**PAGE EXCERPT:**
*-*-*

Under the provisions of section 3353 the value of the property is to be determined, not as of the date of the breach of the contract, but as of such time thereafter "as would have sufficed, with reasonable diligence, for the seller to effect a resale." Defendant contends, however, that the reference to "the market nearest to the place at which [the property] should have been accepted" makes clear that the section was intended to apply only to sales of personal property.

The language defendant relies upon is apposite to contracts for the sale of personal property. It sets forth the elements of performance of such contracts, and indicates a physical change of possession at a particular place. Such language does not describe any of the duties of a vendee of an estate in real property. At most such a vendee is obliged to accept a conveyance; he need not take possession of the property itself. Similarly the reference to the nearest market indicates concern with personal rather than real property. The seller must deliver the property to a certain place, and if the buyer refuses to accept it the seller may then dispose of it in the nearest market. Thus the language of the statute itself suggests that it is limited to sales of personal property.

*-*-*

**WHAT YOU NEED TO DO:**
1. According to the legal excerpt, as of what time does section 3353 say the value of the property is to be determined?
2. Rewrite the legal excerpt from "Under the provisions" up to and including "only to sales of personal property.", putting "the vendor" in place of "the seller".

Page segmentation data:

*-*-*

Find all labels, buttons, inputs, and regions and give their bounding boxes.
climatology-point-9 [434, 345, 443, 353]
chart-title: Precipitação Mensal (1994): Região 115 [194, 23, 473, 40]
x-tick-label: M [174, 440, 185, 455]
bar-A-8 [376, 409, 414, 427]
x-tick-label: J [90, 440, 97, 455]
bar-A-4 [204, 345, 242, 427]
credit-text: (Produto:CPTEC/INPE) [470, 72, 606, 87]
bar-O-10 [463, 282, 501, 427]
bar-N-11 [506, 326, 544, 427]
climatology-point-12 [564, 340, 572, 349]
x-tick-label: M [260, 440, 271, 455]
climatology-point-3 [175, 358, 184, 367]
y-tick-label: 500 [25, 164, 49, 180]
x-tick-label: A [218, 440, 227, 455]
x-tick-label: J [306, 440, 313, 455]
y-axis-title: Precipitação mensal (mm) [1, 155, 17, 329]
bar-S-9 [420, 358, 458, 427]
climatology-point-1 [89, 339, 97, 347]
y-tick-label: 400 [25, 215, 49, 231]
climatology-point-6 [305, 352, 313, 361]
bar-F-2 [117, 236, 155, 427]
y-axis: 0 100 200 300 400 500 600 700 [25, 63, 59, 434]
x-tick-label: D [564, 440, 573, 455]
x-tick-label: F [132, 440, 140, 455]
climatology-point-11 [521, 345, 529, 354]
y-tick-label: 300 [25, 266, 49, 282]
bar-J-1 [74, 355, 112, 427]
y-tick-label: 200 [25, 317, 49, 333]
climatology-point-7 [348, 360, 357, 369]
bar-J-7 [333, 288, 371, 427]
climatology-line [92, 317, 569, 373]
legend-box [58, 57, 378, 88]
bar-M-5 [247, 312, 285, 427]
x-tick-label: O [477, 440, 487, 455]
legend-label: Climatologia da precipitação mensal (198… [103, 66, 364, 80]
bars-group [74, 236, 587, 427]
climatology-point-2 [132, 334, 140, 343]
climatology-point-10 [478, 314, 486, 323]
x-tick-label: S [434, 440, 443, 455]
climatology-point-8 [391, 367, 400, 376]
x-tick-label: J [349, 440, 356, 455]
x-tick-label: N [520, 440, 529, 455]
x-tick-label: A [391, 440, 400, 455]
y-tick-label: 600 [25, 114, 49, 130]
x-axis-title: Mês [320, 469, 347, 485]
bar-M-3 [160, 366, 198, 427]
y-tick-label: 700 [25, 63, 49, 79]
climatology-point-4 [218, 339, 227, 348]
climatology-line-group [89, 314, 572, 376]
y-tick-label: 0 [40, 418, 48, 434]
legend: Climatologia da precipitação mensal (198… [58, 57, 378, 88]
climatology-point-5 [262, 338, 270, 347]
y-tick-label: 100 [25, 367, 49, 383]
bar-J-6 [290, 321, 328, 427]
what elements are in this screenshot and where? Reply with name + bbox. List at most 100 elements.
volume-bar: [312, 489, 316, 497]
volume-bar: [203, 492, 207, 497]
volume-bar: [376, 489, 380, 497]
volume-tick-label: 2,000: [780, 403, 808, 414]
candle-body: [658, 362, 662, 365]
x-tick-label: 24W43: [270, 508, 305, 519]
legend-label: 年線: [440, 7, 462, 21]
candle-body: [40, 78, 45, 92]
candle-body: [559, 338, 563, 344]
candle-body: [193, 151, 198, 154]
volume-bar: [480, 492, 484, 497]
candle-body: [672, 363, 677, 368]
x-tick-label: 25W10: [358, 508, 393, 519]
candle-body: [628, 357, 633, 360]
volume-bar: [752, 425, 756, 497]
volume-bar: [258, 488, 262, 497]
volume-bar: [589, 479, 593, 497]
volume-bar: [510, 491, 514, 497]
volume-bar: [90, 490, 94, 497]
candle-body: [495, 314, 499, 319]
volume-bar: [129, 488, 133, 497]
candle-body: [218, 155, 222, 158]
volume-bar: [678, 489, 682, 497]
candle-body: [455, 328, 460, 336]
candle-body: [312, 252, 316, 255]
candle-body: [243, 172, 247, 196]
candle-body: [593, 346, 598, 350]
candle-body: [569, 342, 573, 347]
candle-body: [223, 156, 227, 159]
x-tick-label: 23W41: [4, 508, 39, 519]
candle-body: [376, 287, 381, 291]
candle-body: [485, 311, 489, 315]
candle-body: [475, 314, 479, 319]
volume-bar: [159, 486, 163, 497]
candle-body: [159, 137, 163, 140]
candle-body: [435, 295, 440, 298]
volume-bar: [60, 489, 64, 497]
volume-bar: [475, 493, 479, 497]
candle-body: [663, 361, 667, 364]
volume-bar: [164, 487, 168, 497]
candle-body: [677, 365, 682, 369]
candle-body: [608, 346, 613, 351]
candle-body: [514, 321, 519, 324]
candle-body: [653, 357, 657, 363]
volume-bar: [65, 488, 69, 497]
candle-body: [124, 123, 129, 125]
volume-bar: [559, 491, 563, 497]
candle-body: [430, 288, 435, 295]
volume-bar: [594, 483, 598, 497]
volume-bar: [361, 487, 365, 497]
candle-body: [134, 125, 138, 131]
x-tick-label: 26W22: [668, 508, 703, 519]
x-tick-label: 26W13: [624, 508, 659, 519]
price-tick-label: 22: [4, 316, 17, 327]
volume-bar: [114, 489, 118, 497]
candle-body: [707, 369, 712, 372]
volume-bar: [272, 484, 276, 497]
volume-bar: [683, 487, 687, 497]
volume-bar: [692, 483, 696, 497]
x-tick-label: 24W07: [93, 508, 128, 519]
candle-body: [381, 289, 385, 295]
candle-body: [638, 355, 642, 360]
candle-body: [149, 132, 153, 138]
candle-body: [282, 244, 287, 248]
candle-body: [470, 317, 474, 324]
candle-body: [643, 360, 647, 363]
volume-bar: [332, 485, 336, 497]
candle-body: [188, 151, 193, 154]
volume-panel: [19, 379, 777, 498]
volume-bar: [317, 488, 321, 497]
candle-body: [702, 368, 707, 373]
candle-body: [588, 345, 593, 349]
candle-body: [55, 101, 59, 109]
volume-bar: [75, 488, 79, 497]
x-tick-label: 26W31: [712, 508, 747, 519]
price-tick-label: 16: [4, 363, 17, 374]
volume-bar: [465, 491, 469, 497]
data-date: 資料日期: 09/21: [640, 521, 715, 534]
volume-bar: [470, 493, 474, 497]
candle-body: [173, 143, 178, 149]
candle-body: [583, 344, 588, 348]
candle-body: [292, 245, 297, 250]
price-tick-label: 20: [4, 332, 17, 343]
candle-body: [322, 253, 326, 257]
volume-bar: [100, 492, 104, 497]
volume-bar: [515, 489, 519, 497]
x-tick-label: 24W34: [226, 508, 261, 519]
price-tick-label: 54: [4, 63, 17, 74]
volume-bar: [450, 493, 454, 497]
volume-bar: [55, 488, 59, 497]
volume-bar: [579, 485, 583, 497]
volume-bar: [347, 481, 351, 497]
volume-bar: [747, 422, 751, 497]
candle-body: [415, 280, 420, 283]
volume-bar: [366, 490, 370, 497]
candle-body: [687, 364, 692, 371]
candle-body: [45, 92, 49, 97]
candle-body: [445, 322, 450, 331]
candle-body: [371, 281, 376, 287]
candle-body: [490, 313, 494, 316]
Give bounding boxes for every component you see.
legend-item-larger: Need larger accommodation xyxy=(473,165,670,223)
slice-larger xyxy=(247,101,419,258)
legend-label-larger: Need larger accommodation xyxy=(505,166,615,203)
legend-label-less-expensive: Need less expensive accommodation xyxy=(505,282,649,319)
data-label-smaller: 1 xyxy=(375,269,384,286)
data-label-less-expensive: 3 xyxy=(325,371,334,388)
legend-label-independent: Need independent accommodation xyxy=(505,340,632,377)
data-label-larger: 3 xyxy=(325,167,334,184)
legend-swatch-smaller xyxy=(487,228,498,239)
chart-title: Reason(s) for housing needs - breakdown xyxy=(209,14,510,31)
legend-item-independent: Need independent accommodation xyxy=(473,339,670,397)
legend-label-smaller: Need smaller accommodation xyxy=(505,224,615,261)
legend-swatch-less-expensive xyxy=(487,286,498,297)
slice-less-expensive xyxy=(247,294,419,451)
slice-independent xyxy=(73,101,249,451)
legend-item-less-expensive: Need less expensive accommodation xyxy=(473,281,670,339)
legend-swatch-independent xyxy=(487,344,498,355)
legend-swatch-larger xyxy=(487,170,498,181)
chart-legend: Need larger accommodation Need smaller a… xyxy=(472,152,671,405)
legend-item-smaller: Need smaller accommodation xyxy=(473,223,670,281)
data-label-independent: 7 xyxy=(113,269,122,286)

*-*-*

**YOUR RESPONSES:**
1. As of such time after the breach as would have sufficed, with reasonable diligence, for the seller to effect a resale.

2.
Under the provisions of section 3353 the value of the property is to be determined, not as of the date of the breach of the contract, but as of such time thereafter "as would have sufficed, with reasonable diligence, for the vendor to effect a resale." Defendant contends, however, that the reference to "the market nearest to the place at which [the property] should have been accepted" makes clear that the section was intended to apply only to sales of personal property.